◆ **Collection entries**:
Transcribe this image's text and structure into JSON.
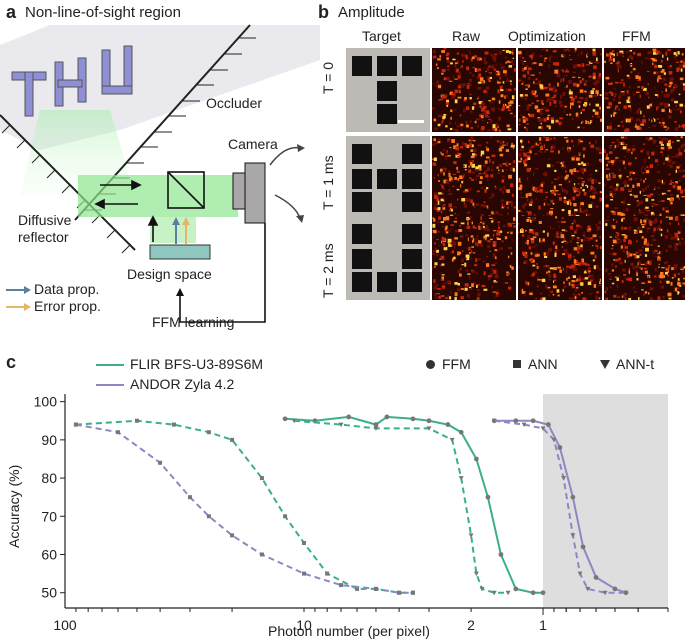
{
  "panel_a": {
    "letter": "a",
    "title": "Non-line-of-sight region",
    "occluder_label": "Occluder",
    "camera_label": "Camera",
    "reflector_label_1": "Diffusive",
    "reflector_label_2": "reflector",
    "design_space_label": "Design space",
    "data_prop_label": "Data prop.",
    "error_prop_label": "Error prop.",
    "ffm_learning_label": "FFM learning",
    "colors": {
      "data_prop": "#5a7fa0",
      "error_prop": "#e8b46a",
      "beam": "#7fe07f",
      "letters": "#8f8fd6",
      "design_space": "#8fc7bf"
    }
  },
  "panel_b": {
    "letter": "b",
    "title": "Amplitude",
    "columns": [
      "Target",
      "Raw",
      "Optimization",
      "FFM"
    ],
    "rows": [
      "T = 0",
      "T = 1 ms",
      "T = 2 ms"
    ]
  },
  "panel_c": {
    "letter": "c",
    "legend_cameras": [
      "FLIR BFS-U3-89S6M",
      "ANDOR Zyla 4.2"
    ],
    "legend_methods": [
      "FFM",
      "ANN",
      "ANN-t"
    ],
    "colors": {
      "flir": "#3aaf8a",
      "andor": "#8c88c4",
      "shade": "#dedede"
    }
  },
  "chart_data": {
    "type": "line",
    "xlabel": "Photon number (per pixel)",
    "ylabel": "Accuracy (%)",
    "x_scale": "log",
    "x_reversed": true,
    "xlim": [
      100,
      0.3
    ],
    "ylim": [
      46,
      102
    ],
    "x_ticks": [
      100,
      10,
      2,
      1
    ],
    "y_ticks": [
      50,
      60,
      70,
      80,
      90,
      100
    ],
    "shaded_region_x": [
      1,
      0.3
    ],
    "series": [
      {
        "name": "FLIR BFS-U3-89S6M",
        "method": "FFM",
        "style": "solid",
        "color": "#3aaf8a",
        "points": [
          [
            12,
            95.5
          ],
          [
            9,
            95
          ],
          [
            6.5,
            96
          ],
          [
            5,
            94
          ],
          [
            4.5,
            96
          ],
          [
            3.5,
            95.5
          ],
          [
            3,
            95
          ],
          [
            2.5,
            94
          ],
          [
            2.2,
            92
          ],
          [
            1.9,
            85
          ],
          [
            1.7,
            75
          ],
          [
            1.5,
            60
          ],
          [
            1.3,
            51
          ],
          [
            1.1,
            50
          ],
          [
            1,
            50
          ]
        ]
      },
      {
        "name": "FLIR BFS-U3-89S6M",
        "method": "ANN",
        "style": "dashed",
        "color": "#3aaf8a",
        "points": [
          [
            90,
            94
          ],
          [
            50,
            95
          ],
          [
            35,
            94
          ],
          [
            25,
            92
          ],
          [
            20,
            90
          ],
          [
            15,
            80
          ],
          [
            12,
            70
          ],
          [
            10,
            63
          ],
          [
            8,
            55
          ],
          [
            6,
            51
          ],
          [
            5,
            51
          ],
          [
            4,
            50
          ],
          [
            3.5,
            50
          ]
        ]
      },
      {
        "name": "FLIR BFS-U3-89S6M",
        "method": "ANN-t",
        "style": "dashed",
        "color": "#3aaf8a",
        "points": [
          [
            11,
            95
          ],
          [
            7,
            94
          ],
          [
            5,
            93
          ],
          [
            3,
            93
          ],
          [
            2.4,
            90
          ],
          [
            2.2,
            80
          ],
          [
            2,
            65
          ],
          [
            1.9,
            55
          ],
          [
            1.8,
            51
          ],
          [
            1.6,
            50
          ],
          [
            1.4,
            50
          ]
        ]
      },
      {
        "name": "ANDOR Zyla 4.2",
        "method": "FFM",
        "style": "solid",
        "color": "#8c88c4",
        "points": [
          [
            1.6,
            95
          ],
          [
            1.3,
            95
          ],
          [
            1.1,
            95
          ],
          [
            0.95,
            94
          ],
          [
            0.85,
            88
          ],
          [
            0.75,
            75
          ],
          [
            0.68,
            62
          ],
          [
            0.6,
            54
          ],
          [
            0.5,
            51
          ],
          [
            0.45,
            50
          ]
        ]
      },
      {
        "name": "ANDOR Zyla 4.2",
        "method": "ANN",
        "style": "dashed",
        "color": "#8c88c4",
        "points": [
          [
            90,
            94
          ],
          [
            60,
            92
          ],
          [
            40,
            84
          ],
          [
            30,
            75
          ],
          [
            25,
            70
          ],
          [
            20,
            65
          ],
          [
            15,
            60
          ],
          [
            10,
            55
          ],
          [
            7,
            52
          ],
          [
            5,
            51
          ],
          [
            4,
            50
          ],
          [
            3.5,
            50
          ]
        ]
      },
      {
        "name": "ANDOR Zyla 4.2",
        "method": "ANN-t",
        "style": "dashed",
        "color": "#8c88c4",
        "points": [
          [
            1.6,
            95
          ],
          [
            1.2,
            94
          ],
          [
            1,
            93
          ],
          [
            0.9,
            90
          ],
          [
            0.82,
            80
          ],
          [
            0.75,
            65
          ],
          [
            0.7,
            55
          ],
          [
            0.65,
            51
          ],
          [
            0.55,
            50
          ],
          [
            0.45,
            50
          ]
        ]
      }
    ]
  }
}
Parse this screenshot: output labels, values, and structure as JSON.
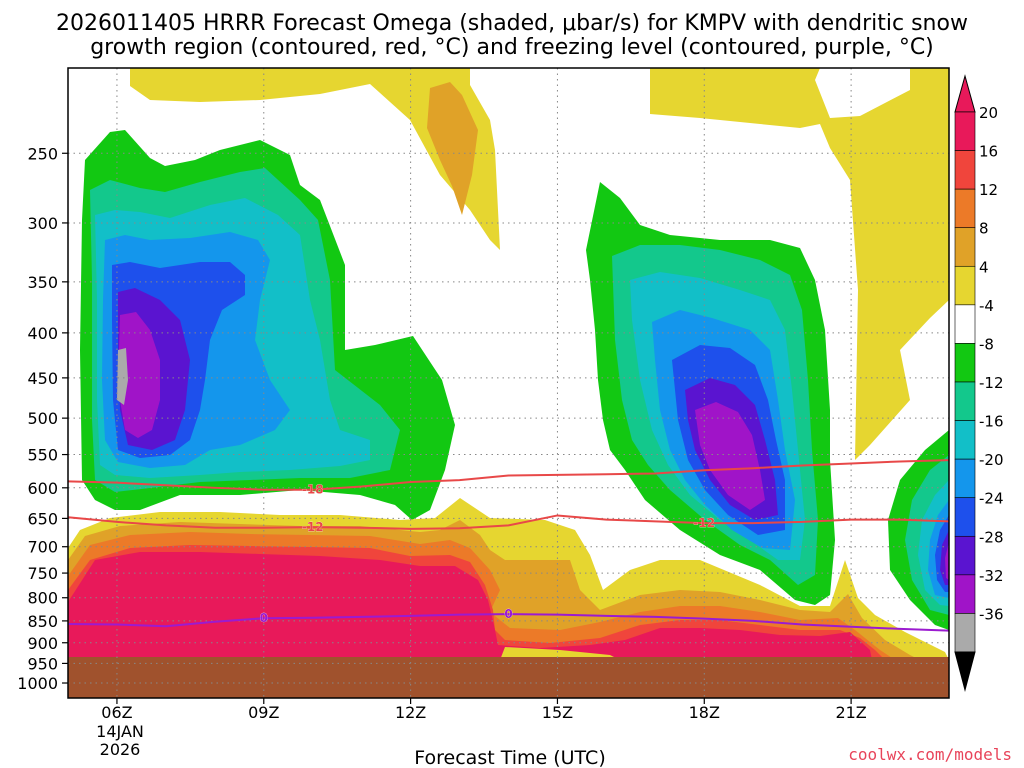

◆ **Exercise details**:
Show the lines of the material that contain the word "title".

◆ **Response to the exercise**:
    "title": "Non-line-of-sight region",
    "title": "Amplitude",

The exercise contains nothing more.